Given instruction:
Please rewrite the lines below with "element" changed to "item" everywhere and everything else left the same, leaving out the pictures.

###

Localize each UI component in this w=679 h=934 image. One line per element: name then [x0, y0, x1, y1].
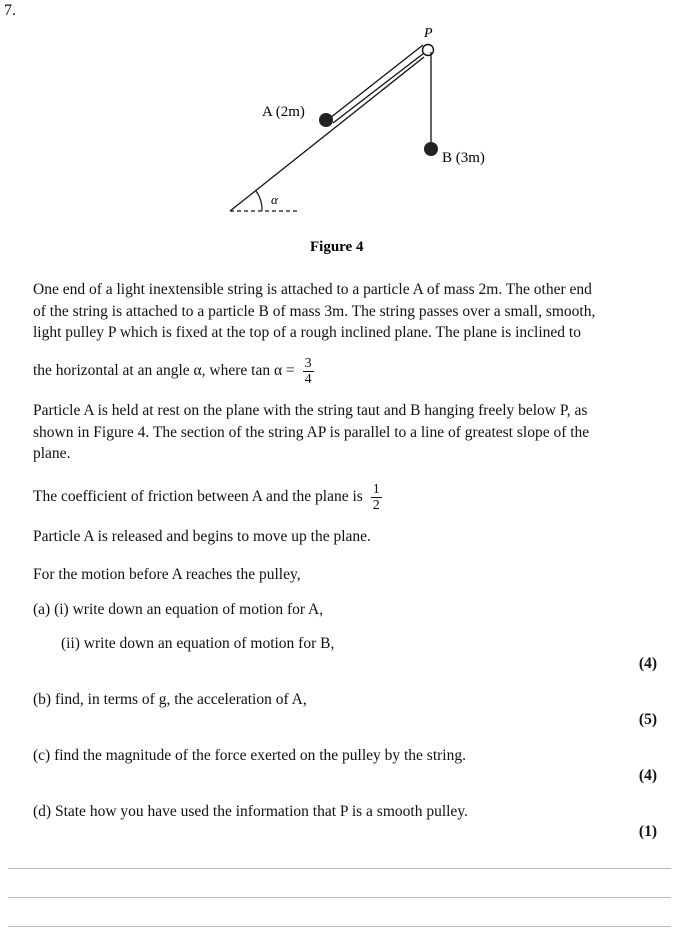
answer-line [8, 926, 671, 927]
intro-line-2: of the string is attached to a particle B of mass 3m. The string passes over a small, smooth, [33, 302, 596, 320]
part-a-marks: (4) [638, 655, 657, 672]
friction-numerator: 1 [372, 482, 380, 497]
friction-fraction [371, 482, 382, 513]
intro-line-4 [33, 356, 314, 387]
question-number: 7. [4, 2, 16, 19]
released-statement: Particle A is released and begins to move up the plane. [33, 528, 371, 545]
inclined-plane-line [230, 57, 424, 211]
friction-statement [33, 482, 382, 513]
label-alpha: α [271, 192, 278, 207]
answer-line [8, 897, 671, 898]
string-ap [330, 45, 423, 118]
answer-line [8, 868, 671, 869]
particle-b [424, 142, 438, 156]
tan-numerator: 3 [304, 356, 312, 371]
figure-4-diagram [0, 0, 679, 260]
friction-denominator: 2 [372, 498, 380, 513]
part-b-marks: (5) [638, 711, 657, 728]
held-line-1: Particle A is held at rest on the plane with the string taut and B hanging freely below P, as [33, 402, 588, 419]
part-a-i: (a) (i) write down an equation of motion for A, [33, 601, 324, 618]
part-a-ii: (ii) write down an equation of motion for B, [61, 635, 335, 652]
label-b: B (3m) [442, 150, 485, 166]
tan-fraction [303, 356, 314, 387]
angle-arc [256, 191, 262, 211]
held-line-3: plane. [33, 445, 71, 462]
intro-line-3: light pulley P which is fixed at the top of a rough inclined plane. The plane is inclined to [33, 324, 581, 341]
part-d-marks: (1) [638, 823, 657, 840]
label-p: P [424, 26, 433, 41]
held-line-2: shown in Figure 4. The section of the string AP is parallel to a line of greatest slope of the [33, 423, 590, 441]
part-b: (b) find, in terms of g, the acceleration of A, [33, 691, 307, 708]
part-c-marks: (4) [638, 767, 657, 784]
label-a: A (2m) [262, 104, 305, 120]
tan-denominator: 4 [304, 372, 312, 387]
friction-text: The coefficient of friction between A and the plane is [33, 488, 363, 506]
part-c: (c) find the magnitude of the force exerted on the pulley by the string. [33, 747, 466, 764]
particle-a [319, 113, 333, 127]
figure-caption: Figure 4 [310, 239, 364, 255]
string-ap-edge [333, 50, 428, 123]
pulley-p [423, 45, 434, 56]
motion-statement: For the motion before A reaches the pulley, [33, 566, 301, 583]
intro-line-1: One end of a light inextensible string is attached to a particle A of mass 2m. The other end [33, 281, 592, 298]
part-d: (d) State how you have used the information that P is a smooth pulley. [33, 803, 468, 820]
held-paragraph [33, 400, 659, 465]
intro-line-4-text: the horizontal at an angle α, where tan α = [33, 362, 295, 380]
intro-paragraph [33, 279, 659, 344]
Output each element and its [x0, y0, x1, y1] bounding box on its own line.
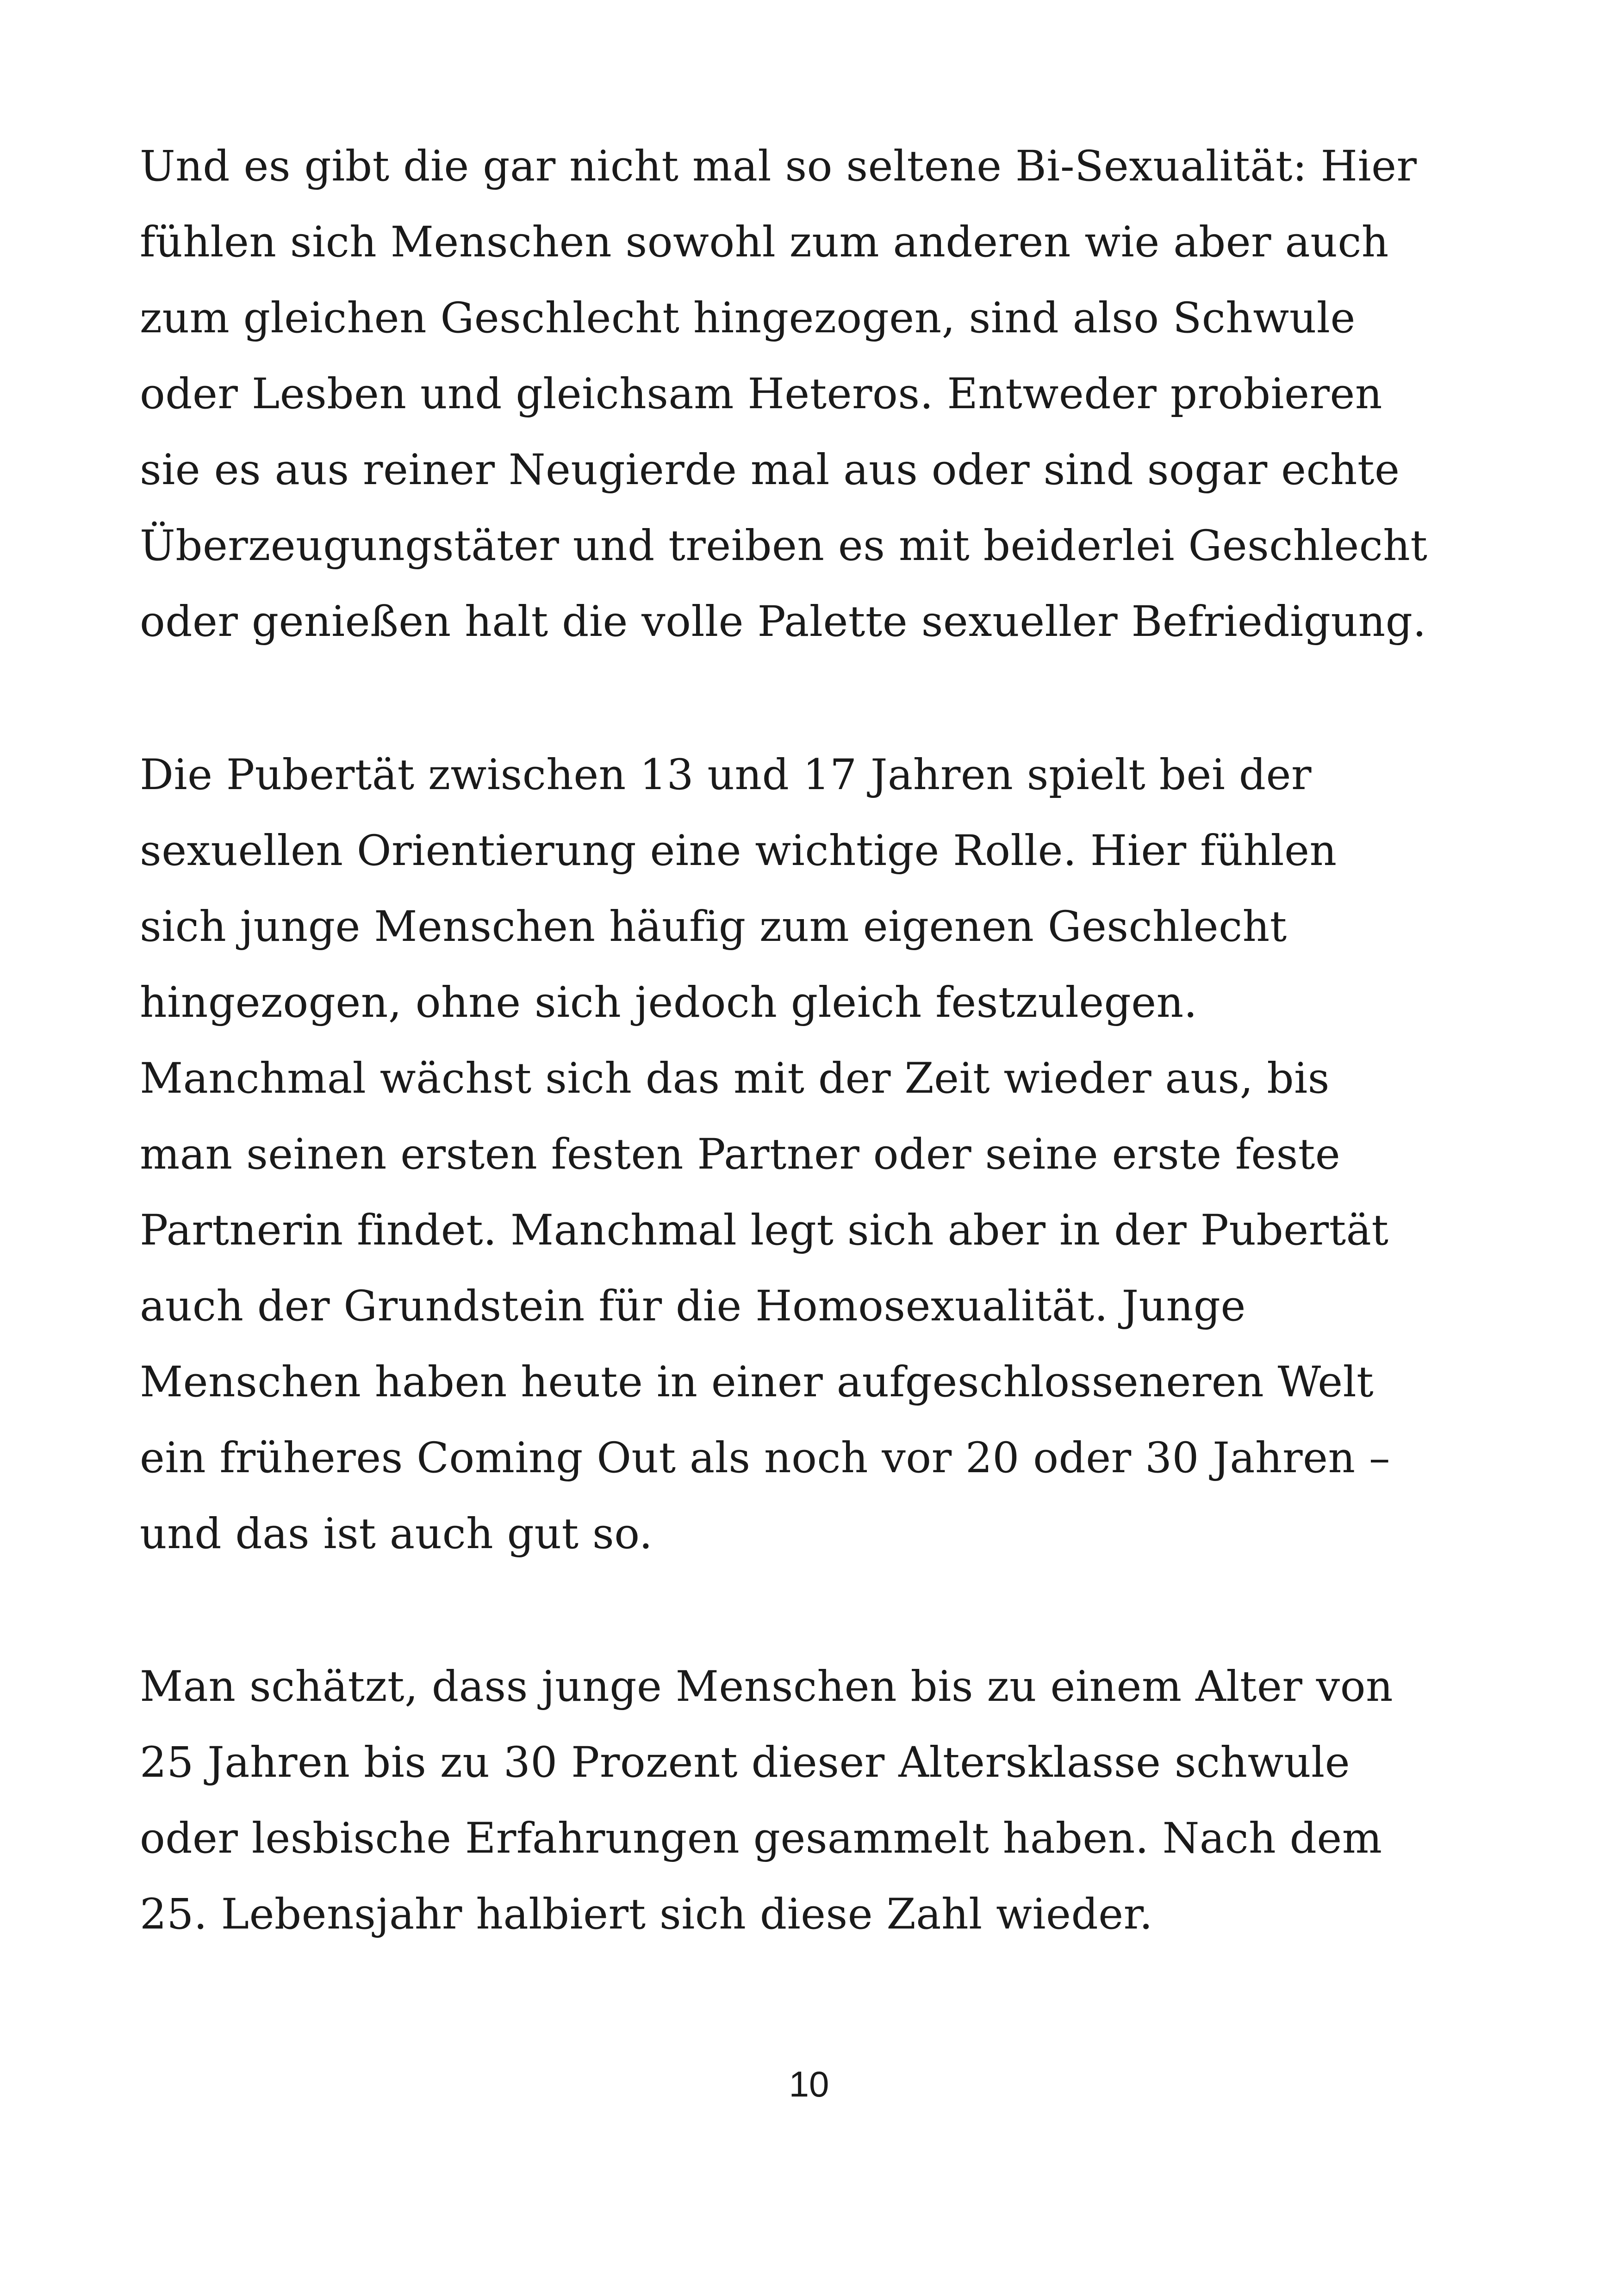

###

Final result:
Localize each UI component in this w=679 h=934 image. One line per item: name then [x0, y0, x1, y1].
answer-line [8, 926, 671, 927]
intro-line-2: of the string is attached to a particle B of mass 3m. The string passes over a small, smooth, [33, 302, 596, 320]
part-a-marks: (4) [638, 655, 657, 672]
friction-numerator: 1 [372, 482, 380, 497]
friction-fraction [371, 482, 382, 513]
intro-line-4 [33, 356, 314, 387]
question-number: 7. [4, 2, 16, 19]
released-statement: Particle A is released and begins to move up the plane. [33, 528, 371, 545]
inclined-plane-line [230, 57, 424, 211]
friction-statement [33, 482, 382, 513]
label-alpha: α [271, 192, 278, 207]
answer-line [8, 897, 671, 898]
string-ap [330, 45, 423, 118]
answer-line [8, 868, 671, 869]
particle-b [424, 142, 438, 156]
tan-numerator: 3 [304, 356, 312, 371]
figure-4-diagram [0, 0, 679, 260]
friction-denominator: 2 [372, 498, 380, 513]
part-b-marks: (5) [638, 711, 657, 728]
held-line-1: Particle A is held at rest on the plane with the string taut and B hanging freely below P, as [33, 402, 588, 419]
part-a-i: (a) (i) write down an equation of motion for A, [33, 601, 324, 618]
part-a-ii: (ii) write down an equation of motion for B, [61, 635, 335, 652]
label-b: B (3m) [442, 150, 485, 166]
tan-fraction [303, 356, 314, 387]
angle-arc [256, 191, 262, 211]
held-line-3: plane. [33, 445, 71, 462]
intro-line-3: light pulley P which is fixed at the top of a rough inclined plane. The plane is inclined to [33, 324, 581, 341]
part-d-marks: (1) [638, 823, 657, 840]
label-p: P [424, 26, 433, 41]
held-line-2: shown in Figure 4. The section of the string AP is parallel to a line of greatest slope of the [33, 423, 590, 441]
part-b: (b) find, in terms of g, the acceleration of A, [33, 691, 307, 708]
part-c-marks: (4) [638, 767, 657, 784]
label-a: A (2m) [262, 104, 305, 120]
tan-denominator: 4 [304, 372, 312, 387]
friction-text: The coefficient of friction between A and the plane is [33, 488, 363, 506]
part-c: (c) find the magnitude of the force exerted on the pulley by the string. [33, 747, 466, 764]
particle-a [319, 113, 333, 127]
figure-caption: Figure 4 [310, 239, 364, 255]
string-ap-edge [333, 50, 428, 123]
pulley-p [423, 45, 434, 56]
motion-statement: For the motion before A reaches the pulley, [33, 566, 301, 583]
intro-line-1: One end of a light inextensible string is attached to a particle A of mass 2m. The other end [33, 281, 592, 298]
part-d: (d) State how you have used the information that P is a smooth pulley. [33, 803, 468, 820]
held-paragraph [33, 400, 659, 465]
intro-line-4-text: the horizontal at an angle α, where tan α = [33, 362, 295, 380]
intro-paragraph [33, 279, 659, 344]
Output each item and its [x0, y0, x1, y1] bounding box on its own line.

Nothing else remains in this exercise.